## WHAT YOU SHOULD DO
Note each line of the listing that contains the string "węgla", and copy it.
====== ROWS ======
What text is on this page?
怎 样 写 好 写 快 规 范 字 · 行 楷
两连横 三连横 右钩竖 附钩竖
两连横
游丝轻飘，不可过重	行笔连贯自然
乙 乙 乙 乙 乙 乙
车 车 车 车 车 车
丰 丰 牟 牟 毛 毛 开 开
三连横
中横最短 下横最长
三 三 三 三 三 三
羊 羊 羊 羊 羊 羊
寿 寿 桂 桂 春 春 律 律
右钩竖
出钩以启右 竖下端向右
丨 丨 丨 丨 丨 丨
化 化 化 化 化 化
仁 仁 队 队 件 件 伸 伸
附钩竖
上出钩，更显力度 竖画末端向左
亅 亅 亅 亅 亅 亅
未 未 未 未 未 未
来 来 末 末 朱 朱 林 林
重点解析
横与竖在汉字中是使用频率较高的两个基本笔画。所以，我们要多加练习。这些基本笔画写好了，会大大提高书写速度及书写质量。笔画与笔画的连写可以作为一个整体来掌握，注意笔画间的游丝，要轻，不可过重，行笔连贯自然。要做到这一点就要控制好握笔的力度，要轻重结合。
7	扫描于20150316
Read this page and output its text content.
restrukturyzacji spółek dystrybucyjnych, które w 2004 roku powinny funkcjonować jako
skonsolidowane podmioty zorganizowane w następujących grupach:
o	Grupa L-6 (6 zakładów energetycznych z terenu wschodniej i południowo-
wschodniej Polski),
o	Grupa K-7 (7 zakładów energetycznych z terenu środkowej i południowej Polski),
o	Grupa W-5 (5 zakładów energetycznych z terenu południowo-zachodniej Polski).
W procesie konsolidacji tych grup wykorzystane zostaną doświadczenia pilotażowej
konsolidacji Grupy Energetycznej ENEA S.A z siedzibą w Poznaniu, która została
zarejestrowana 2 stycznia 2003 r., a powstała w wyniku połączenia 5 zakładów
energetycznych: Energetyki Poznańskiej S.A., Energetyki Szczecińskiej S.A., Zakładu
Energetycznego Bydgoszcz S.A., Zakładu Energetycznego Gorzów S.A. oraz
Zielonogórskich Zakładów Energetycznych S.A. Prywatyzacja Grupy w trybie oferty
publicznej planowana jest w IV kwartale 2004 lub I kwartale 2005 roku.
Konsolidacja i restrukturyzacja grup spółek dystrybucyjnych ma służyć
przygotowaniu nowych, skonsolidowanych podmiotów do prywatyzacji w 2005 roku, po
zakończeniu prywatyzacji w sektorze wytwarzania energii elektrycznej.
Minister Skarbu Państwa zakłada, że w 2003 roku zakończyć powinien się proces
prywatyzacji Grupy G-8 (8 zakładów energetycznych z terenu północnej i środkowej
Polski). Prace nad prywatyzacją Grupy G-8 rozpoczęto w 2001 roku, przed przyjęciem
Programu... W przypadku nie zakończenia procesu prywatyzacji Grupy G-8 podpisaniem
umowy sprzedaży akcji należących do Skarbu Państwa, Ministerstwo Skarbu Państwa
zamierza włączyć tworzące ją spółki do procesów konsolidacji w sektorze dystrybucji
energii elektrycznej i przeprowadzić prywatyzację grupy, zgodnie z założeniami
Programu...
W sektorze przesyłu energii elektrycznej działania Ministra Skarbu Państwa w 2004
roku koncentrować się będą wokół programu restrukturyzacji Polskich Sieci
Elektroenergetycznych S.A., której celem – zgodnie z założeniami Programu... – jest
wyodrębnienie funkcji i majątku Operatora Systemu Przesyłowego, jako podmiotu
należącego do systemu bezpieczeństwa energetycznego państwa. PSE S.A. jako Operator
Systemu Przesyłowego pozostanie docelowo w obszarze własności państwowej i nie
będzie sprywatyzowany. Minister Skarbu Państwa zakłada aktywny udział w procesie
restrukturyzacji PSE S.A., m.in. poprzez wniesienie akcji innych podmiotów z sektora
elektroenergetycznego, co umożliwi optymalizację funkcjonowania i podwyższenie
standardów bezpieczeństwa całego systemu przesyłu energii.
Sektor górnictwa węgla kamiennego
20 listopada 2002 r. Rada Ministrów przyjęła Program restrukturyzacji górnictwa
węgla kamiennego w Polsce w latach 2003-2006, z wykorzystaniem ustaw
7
======
## RESULT
Sektor górnictwa węgla kamiennego
węgla kamiennego w Polsce w latach 2003-2006, z wykorzystaniem ustaw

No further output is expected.